▸ SHORT EXERCISE: Please print the full listing exactly.

Rows from a figure dataset:
------------------------

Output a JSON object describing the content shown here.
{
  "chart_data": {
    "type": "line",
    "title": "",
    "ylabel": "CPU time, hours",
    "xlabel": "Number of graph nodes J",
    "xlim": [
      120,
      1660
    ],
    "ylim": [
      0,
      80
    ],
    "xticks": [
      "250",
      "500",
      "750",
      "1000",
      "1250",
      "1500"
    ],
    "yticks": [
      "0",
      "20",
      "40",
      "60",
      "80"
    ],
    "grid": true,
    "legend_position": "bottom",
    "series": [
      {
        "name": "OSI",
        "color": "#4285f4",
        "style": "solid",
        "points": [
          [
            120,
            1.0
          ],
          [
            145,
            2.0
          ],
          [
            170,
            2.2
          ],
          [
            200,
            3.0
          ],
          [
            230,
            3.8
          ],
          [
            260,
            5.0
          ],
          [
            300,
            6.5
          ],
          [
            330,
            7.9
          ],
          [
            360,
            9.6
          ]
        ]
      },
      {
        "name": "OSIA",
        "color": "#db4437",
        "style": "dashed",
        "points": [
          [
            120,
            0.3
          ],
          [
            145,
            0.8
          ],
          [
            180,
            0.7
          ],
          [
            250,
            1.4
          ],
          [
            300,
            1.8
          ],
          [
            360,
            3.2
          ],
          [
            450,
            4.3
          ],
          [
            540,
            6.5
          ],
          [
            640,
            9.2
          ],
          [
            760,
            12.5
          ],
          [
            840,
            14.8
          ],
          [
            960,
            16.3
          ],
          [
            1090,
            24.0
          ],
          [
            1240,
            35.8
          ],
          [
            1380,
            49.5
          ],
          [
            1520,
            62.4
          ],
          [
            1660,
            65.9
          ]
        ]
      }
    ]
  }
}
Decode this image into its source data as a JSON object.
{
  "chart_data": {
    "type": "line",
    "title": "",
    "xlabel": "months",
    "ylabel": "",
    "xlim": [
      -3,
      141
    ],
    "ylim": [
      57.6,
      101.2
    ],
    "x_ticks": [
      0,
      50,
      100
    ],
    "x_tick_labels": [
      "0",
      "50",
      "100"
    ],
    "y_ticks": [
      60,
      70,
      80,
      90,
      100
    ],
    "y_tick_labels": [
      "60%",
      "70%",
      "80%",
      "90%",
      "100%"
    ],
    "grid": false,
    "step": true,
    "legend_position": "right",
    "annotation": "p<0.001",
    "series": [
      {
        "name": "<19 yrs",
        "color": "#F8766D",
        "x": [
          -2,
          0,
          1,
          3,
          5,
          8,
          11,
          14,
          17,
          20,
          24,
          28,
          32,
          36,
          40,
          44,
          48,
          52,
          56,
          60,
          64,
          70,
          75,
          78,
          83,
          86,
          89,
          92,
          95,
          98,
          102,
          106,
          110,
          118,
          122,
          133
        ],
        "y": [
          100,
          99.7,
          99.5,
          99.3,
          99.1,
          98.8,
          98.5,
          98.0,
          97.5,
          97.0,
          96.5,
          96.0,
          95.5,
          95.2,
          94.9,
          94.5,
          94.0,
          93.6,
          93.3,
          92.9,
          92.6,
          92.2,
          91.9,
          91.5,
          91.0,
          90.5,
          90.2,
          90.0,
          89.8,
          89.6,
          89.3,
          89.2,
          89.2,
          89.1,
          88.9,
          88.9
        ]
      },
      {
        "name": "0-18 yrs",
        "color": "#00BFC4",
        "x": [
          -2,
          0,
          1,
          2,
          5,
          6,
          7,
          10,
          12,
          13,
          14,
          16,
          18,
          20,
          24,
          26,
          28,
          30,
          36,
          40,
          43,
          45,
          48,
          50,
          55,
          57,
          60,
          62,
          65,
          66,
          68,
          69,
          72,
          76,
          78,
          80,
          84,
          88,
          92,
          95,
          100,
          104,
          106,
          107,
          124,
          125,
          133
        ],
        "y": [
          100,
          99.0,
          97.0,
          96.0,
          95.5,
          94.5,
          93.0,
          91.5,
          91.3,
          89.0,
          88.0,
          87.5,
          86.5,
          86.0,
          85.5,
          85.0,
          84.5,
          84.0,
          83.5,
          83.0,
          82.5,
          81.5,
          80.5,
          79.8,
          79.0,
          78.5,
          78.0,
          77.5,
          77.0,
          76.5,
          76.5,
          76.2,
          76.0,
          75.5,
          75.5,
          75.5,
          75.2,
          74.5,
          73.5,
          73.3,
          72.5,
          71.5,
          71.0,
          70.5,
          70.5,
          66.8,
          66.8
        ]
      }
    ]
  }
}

------------------------

▸ RESULT FOR THIS TASK:
Output a JSON object describing the content shown here.
{
  "chart_data": {
    "type": "line",
    "title": "",
    "ylabel": "CPU time, hours",
    "xlabel": "Number of graph nodes J",
    "xlim": [
      120,
      1660
    ],
    "ylim": [
      0,
      80
    ],
    "xticks": [
      "250",
      "500",
      "750",
      "1000",
      "1250",
      "1500"
    ],
    "yticks": [
      "0",
      "20",
      "40",
      "60",
      "80"
    ],
    "grid": true,
    "legend_position": "bottom",
    "series": [
      {
        "name": "OSI",
        "color": "#4285f4",
        "style": "solid",
        "points": [
          [
            120,
            1.0
          ],
          [
            145,
            2.0
          ],
          [
            170,
            2.2
          ],
          [
            200,
            3.0
          ],
          [
            230,
            3.8
          ],
          [
            260,
            5.0
          ],
          [
            300,
            6.5
          ],
          [
            330,
            7.9
          ],
          [
            360,
            9.6
          ]
        ]
      },
      {
        "name": "OSIA",
        "color": "#db4437",
        "style": "dashed",
        "points": [
          [
            120,
            0.3
          ],
          [
            145,
            0.8
          ],
          [
            180,
            0.7
          ],
          [
            250,
            1.4
          ],
          [
            300,
            1.8
          ],
          [
            360,
            3.2
          ],
          [
            450,
            4.3
          ],
          [
            540,
            6.5
          ],
          [
            640,
            9.2
          ],
          [
            760,
            12.5
          ],
          [
            840,
            14.8
          ],
          [
            960,
            16.3
          ],
          [
            1090,
            24.0
          ],
          [
            1240,
            35.8
          ],
          [
            1380,
            49.5
          ],
          [
            1520,
            62.4
          ],
          [
            1660,
            65.9
          ]
        ]
      }
    ]
  }
}
Decode this image into its source data as a JSON object.
{
  "chart_data": {
    "type": "line",
    "title": "",
    "xlabel": "months",
    "ylabel": "",
    "xlim": [
      -3,
      141
    ],
    "ylim": [
      57.6,
      101.2
    ],
    "x_ticks": [
      0,
      50,
      100
    ],
    "x_tick_labels": [
      "0",
      "50",
      "100"
    ],
    "y_ticks": [
      60,
      70,
      80,
      90,
      100
    ],
    "y_tick_labels": [
      "60%",
      "70%",
      "80%",
      "90%",
      "100%"
    ],
    "grid": false,
    "step": true,
    "legend_position": "right",
    "annotation": "p<0.001",
    "series": [
      {
        "name": "<19 yrs",
        "color": "#F8766D",
        "x": [
          -2,
          0,
          1,
          3,
          5,
          8,
          11,
          14,
          17,
          20,
          24,
          28,
          32,
          36,
          40,
          44,
          48,
          52,
          56,
          60,
          64,
          70,
          75,
          78,
          83,
          86,
          89,
          92,
          95,
          98,
          102,
          106,
          110,
          118,
          122,
          133
        ],
        "y": [
          100,
          99.7,
          99.5,
          99.3,
          99.1,
          98.8,
          98.5,
          98.0,
          97.5,
          97.0,
          96.5,
          96.0,
          95.5,
          95.2,
          94.9,
          94.5,
          94.0,
          93.6,
          93.3,
          92.9,
          92.6,
          92.2,
          91.9,
          91.5,
          91.0,
          90.5,
          90.2,
          90.0,
          89.8,
          89.6,
          89.3,
          89.2,
          89.2,
          89.1,
          88.9,
          88.9
        ]
      },
      {
        "name": "0-18 yrs",
        "color": "#00BFC4",
        "x": [
          -2,
          0,
          1,
          2,
          5,
          6,
          7,
          10,
          12,
          13,
          14,
          16,
          18,
          20,
          24,
          26,
          28,
          30,
          36,
          40,
          43,
          45,
          48,
          50,
          55,
          57,
          60,
          62,
          65,
          66,
          68,
          69,
          72,
          76,
          78,
          80,
          84,
          88,
          92,
          95,
          100,
          104,
          106,
          107,
          124,
          125,
          133
        ],
        "y": [
          100,
          99.0,
          97.0,
          96.0,
          95.5,
          94.5,
          93.0,
          91.5,
          91.3,
          89.0,
          88.0,
          87.5,
          86.5,
          86.0,
          85.5,
          85.0,
          84.5,
          84.0,
          83.5,
          83.0,
          82.5,
          81.5,
          80.5,
          79.8,
          79.0,
          78.5,
          78.0,
          77.5,
          77.0,
          76.5,
          76.5,
          76.2,
          76.0,
          75.5,
          75.5,
          75.5,
          75.2,
          74.5,
          73.5,
          73.3,
          72.5,
          71.5,
          71.0,
          70.5,
          70.5,
          66.8,
          66.8
        ]
      }
    ]
  }
}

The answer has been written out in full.